● **PROBLEM STATEMENT**: Give only the count of lines containing "keypad".

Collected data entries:
************

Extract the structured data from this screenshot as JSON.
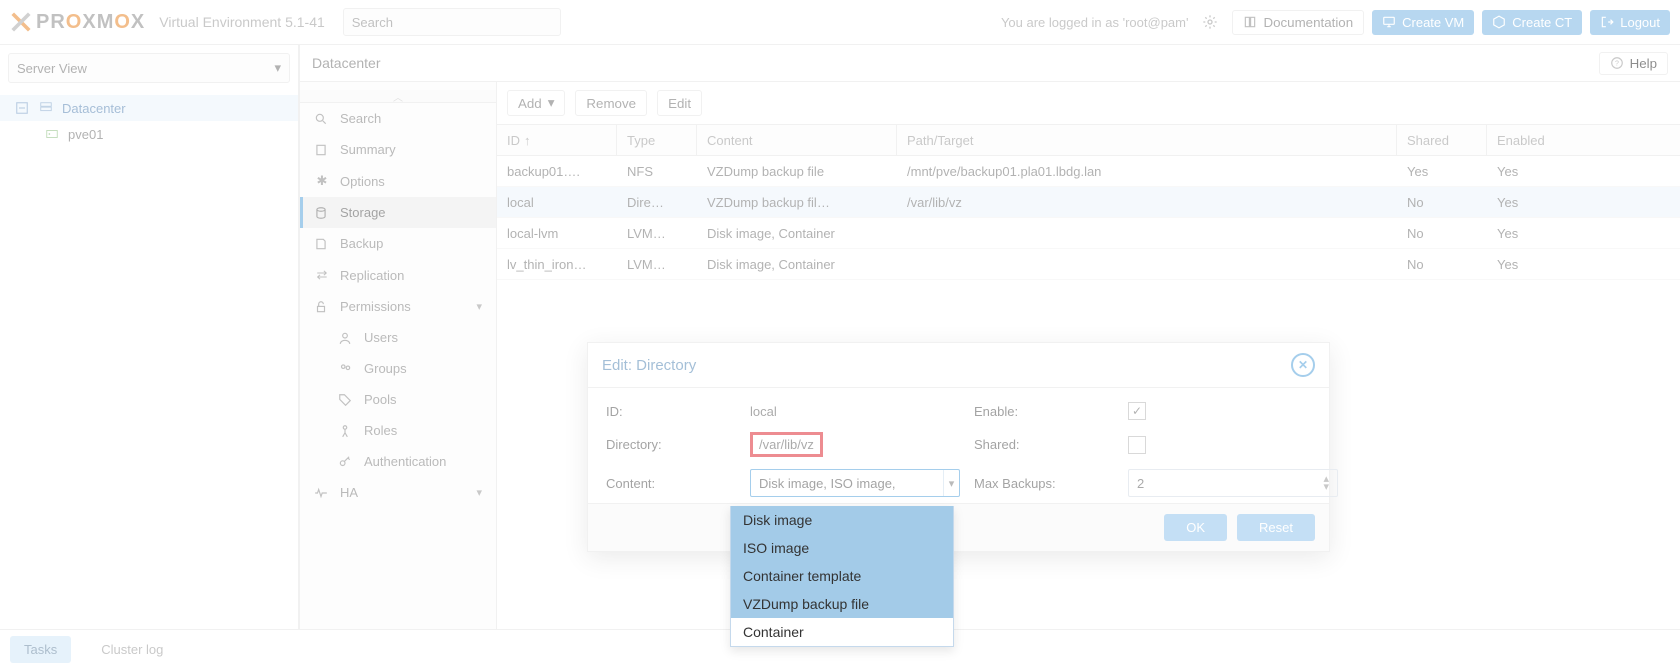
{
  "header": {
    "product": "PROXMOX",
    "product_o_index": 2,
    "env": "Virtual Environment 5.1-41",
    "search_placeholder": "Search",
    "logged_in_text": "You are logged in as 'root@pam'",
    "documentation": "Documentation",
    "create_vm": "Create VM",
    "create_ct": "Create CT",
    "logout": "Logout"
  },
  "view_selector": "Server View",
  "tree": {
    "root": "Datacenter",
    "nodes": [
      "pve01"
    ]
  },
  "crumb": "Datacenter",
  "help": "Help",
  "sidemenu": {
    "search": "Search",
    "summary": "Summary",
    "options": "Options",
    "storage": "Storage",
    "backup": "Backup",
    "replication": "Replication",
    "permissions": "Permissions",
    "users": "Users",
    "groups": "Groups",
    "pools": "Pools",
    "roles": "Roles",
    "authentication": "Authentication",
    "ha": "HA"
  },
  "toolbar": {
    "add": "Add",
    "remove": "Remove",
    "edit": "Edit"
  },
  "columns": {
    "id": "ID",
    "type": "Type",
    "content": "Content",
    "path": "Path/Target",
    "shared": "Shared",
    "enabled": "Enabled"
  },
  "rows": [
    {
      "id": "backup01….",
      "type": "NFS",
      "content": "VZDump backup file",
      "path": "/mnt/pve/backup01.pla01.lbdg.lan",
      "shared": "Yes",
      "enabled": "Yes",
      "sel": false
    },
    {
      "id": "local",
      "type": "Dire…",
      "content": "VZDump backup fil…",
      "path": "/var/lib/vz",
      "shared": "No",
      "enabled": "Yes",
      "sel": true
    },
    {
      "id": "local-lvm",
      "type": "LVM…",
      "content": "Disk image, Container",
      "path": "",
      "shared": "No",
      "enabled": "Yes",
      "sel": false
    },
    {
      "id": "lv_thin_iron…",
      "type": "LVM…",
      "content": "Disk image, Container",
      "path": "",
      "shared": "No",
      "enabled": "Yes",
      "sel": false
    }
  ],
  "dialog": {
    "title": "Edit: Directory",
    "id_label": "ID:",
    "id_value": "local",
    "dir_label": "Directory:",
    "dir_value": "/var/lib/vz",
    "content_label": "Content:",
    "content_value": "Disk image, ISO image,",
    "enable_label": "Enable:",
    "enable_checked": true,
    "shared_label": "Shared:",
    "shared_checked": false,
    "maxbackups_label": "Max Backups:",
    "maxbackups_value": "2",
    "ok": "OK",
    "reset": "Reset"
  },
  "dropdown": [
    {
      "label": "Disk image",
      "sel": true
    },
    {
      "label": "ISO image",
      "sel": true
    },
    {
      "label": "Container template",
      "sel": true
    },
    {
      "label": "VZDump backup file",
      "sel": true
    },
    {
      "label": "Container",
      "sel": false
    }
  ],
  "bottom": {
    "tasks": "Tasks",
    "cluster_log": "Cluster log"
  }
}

************

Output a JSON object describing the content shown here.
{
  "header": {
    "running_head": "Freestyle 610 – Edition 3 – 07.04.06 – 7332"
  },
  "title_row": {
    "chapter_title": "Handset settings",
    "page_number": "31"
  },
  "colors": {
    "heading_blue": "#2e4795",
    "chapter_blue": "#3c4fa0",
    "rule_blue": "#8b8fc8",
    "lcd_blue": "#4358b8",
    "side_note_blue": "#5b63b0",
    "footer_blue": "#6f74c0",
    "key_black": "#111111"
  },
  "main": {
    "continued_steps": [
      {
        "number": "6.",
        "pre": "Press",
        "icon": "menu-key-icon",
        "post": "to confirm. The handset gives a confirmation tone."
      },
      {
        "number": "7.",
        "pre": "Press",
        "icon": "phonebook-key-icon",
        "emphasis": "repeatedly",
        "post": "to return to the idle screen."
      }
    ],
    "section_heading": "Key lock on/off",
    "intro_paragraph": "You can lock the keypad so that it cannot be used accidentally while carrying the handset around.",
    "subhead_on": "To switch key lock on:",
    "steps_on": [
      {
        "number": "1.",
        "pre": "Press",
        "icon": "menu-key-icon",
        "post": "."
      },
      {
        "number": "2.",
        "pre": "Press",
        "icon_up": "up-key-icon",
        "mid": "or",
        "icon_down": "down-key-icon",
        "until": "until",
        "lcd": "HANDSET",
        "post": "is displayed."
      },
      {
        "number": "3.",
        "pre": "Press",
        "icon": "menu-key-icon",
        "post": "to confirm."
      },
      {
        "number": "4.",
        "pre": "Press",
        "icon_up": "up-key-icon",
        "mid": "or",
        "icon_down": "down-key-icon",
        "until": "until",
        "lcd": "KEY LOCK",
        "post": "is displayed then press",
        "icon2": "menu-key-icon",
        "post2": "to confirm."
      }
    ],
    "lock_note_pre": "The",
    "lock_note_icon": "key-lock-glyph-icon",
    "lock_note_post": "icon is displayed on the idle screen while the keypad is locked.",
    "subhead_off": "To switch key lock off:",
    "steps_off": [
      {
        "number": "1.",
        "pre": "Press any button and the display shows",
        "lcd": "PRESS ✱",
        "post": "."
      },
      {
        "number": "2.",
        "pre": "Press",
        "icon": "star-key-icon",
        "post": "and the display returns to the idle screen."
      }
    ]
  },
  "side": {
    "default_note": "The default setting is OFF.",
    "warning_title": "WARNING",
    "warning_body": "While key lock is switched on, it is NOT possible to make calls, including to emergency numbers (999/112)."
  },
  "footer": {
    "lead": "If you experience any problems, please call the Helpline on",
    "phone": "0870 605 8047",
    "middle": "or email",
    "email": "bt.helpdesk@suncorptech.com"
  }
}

************

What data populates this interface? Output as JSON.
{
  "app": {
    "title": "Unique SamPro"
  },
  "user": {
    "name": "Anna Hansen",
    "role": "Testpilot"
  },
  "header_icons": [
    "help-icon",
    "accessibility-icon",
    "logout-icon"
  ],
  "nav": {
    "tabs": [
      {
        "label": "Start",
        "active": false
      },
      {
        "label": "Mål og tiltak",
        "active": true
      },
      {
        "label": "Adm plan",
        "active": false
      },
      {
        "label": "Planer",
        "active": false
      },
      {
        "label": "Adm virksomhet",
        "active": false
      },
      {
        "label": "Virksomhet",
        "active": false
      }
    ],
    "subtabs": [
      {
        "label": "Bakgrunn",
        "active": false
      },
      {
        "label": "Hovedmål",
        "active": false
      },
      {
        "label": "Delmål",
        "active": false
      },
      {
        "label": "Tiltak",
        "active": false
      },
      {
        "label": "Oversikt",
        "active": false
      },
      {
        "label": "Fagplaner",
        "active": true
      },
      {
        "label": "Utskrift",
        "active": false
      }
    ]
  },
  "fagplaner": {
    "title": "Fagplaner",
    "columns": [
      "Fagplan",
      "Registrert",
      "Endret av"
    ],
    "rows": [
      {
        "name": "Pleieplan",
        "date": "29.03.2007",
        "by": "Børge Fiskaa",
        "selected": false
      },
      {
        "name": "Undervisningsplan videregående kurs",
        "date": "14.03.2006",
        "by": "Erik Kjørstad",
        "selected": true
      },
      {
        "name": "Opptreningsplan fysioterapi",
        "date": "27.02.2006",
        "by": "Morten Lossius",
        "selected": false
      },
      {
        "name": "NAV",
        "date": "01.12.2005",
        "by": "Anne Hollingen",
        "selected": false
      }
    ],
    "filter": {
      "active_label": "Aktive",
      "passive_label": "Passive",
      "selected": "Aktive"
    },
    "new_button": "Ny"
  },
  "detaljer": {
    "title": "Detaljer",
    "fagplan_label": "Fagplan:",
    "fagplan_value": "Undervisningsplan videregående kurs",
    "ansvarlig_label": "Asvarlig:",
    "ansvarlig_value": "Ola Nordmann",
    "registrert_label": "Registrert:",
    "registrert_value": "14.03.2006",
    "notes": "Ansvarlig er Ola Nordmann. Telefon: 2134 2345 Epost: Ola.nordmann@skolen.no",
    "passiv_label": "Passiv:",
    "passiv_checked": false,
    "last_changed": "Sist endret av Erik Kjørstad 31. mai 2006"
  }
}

************

● **WORKED ANSWER**: 2